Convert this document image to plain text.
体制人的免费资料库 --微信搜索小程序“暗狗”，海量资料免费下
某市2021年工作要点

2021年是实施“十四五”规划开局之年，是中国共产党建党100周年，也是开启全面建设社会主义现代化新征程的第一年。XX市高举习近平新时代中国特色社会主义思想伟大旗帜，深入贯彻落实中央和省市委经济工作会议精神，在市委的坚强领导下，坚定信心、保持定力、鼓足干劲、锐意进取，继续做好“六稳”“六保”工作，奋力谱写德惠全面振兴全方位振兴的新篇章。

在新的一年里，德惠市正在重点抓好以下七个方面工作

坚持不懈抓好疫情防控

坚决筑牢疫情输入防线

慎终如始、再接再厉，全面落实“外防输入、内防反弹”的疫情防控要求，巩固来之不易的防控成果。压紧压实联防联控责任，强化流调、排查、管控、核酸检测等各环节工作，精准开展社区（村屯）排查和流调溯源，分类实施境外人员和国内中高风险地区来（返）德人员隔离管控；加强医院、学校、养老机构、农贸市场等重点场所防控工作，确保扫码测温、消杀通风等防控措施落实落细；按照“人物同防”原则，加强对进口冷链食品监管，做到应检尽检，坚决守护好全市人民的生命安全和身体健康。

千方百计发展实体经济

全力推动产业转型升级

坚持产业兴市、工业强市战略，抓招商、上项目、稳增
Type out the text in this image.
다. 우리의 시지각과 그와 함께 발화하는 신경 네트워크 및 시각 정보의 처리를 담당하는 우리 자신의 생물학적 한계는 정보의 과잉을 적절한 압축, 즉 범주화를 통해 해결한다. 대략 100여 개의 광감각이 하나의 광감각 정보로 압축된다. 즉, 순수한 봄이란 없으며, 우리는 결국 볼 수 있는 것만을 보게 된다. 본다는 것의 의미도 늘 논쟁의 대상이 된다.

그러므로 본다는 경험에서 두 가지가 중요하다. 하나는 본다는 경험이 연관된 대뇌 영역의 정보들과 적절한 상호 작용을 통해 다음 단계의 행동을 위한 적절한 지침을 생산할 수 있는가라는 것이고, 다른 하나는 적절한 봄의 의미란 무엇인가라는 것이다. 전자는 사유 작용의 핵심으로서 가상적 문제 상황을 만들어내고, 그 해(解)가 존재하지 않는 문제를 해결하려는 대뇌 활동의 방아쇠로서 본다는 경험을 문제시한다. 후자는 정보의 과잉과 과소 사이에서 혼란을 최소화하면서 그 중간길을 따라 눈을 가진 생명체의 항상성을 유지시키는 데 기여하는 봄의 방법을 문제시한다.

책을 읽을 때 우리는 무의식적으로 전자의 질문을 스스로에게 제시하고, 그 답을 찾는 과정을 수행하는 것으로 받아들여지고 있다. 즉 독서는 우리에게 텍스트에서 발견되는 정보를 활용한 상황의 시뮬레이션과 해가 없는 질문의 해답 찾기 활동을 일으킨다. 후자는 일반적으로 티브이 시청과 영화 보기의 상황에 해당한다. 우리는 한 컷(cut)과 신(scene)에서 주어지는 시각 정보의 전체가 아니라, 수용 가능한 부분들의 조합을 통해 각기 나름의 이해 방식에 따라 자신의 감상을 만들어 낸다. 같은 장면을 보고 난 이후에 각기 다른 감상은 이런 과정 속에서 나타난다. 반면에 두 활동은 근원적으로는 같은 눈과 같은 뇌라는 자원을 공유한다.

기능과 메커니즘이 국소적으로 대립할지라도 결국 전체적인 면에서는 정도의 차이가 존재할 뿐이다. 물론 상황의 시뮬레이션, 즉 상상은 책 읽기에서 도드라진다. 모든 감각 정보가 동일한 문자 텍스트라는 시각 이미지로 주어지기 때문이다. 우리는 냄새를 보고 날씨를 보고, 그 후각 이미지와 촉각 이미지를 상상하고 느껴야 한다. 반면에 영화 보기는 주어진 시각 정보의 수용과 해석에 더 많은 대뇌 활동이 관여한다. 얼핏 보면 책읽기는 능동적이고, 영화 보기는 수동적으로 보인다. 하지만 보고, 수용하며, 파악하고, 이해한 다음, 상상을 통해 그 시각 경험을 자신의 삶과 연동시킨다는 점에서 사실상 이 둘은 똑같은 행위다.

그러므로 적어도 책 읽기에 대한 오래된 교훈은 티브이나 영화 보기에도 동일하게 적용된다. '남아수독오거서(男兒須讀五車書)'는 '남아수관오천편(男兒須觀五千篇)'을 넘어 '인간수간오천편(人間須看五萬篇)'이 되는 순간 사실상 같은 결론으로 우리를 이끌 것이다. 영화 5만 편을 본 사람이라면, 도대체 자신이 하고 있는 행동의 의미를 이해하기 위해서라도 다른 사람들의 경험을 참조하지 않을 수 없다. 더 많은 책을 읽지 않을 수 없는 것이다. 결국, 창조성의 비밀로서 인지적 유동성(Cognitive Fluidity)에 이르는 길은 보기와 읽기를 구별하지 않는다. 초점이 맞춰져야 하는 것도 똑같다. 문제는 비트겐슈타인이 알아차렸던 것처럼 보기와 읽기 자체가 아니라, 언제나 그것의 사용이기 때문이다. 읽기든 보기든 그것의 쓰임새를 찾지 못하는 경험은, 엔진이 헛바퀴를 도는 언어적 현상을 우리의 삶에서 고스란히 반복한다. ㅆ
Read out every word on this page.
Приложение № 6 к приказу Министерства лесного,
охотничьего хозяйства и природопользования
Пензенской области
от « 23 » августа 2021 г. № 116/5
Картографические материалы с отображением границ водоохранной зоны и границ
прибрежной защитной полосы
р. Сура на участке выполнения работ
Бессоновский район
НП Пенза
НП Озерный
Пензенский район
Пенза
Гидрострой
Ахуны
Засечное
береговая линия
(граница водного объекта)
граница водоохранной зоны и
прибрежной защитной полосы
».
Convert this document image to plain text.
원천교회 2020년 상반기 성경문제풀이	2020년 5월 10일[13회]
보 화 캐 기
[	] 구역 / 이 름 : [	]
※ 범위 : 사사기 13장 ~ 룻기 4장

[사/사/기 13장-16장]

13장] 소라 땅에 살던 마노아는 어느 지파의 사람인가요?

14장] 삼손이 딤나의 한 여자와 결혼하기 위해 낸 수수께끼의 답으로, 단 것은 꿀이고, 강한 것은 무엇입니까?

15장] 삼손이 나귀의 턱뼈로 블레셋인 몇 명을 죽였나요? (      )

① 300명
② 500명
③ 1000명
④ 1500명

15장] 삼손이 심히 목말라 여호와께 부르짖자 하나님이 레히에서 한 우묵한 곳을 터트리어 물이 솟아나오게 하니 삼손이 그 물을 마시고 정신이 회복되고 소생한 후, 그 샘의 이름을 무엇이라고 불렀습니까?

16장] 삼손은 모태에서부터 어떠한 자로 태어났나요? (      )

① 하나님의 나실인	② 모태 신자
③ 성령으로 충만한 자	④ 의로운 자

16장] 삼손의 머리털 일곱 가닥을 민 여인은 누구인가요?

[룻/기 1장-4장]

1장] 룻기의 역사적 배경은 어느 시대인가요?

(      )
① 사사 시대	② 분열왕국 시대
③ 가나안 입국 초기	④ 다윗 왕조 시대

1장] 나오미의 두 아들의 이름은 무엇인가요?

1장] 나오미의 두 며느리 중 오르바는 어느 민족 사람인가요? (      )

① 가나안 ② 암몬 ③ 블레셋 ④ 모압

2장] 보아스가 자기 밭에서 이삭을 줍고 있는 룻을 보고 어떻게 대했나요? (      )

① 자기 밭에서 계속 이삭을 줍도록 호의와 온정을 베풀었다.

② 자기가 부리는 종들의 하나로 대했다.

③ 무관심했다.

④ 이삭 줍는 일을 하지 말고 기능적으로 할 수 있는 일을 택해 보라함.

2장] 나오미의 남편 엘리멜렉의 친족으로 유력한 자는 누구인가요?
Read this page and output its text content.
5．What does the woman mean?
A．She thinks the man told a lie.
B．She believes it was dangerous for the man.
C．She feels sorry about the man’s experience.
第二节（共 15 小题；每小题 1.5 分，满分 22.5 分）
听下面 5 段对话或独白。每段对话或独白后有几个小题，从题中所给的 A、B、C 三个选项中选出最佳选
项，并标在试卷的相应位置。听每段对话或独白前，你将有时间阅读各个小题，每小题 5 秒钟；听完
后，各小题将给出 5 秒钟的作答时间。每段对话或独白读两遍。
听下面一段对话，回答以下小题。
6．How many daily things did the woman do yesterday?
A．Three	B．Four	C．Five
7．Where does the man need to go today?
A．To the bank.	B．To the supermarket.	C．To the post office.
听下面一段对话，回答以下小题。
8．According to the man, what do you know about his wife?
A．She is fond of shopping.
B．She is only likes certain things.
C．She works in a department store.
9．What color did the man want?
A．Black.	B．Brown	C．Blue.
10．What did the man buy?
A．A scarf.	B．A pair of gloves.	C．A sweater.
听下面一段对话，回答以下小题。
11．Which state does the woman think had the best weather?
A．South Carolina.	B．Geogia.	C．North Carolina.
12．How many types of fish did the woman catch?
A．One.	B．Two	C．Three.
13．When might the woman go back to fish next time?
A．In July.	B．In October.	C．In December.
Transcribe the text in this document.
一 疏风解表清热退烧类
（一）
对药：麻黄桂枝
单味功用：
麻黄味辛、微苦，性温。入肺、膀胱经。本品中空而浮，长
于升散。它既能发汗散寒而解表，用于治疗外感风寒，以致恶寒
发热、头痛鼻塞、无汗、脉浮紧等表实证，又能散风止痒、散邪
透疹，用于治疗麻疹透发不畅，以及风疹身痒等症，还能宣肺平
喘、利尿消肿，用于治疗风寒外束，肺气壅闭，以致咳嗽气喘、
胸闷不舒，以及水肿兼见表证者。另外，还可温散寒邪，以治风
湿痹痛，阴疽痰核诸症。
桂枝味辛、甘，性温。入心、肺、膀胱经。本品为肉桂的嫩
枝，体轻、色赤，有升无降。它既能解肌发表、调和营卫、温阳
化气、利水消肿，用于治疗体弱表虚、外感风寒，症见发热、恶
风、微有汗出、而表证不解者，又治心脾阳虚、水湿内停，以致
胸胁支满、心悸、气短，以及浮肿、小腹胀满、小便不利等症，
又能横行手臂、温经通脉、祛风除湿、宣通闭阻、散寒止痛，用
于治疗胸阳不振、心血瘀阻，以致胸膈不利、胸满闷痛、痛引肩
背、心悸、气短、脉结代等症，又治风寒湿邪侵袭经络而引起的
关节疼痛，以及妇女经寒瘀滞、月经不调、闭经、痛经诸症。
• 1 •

-*-*-

Find the word "text" in the data and copy out each line where it turns up.

### TASK OUTPUT:
Convert this document image to plain text.
Type out the text in this image.
Convert this document image to plain text.
Read this page and output its text content.
Transcribe the text in this document.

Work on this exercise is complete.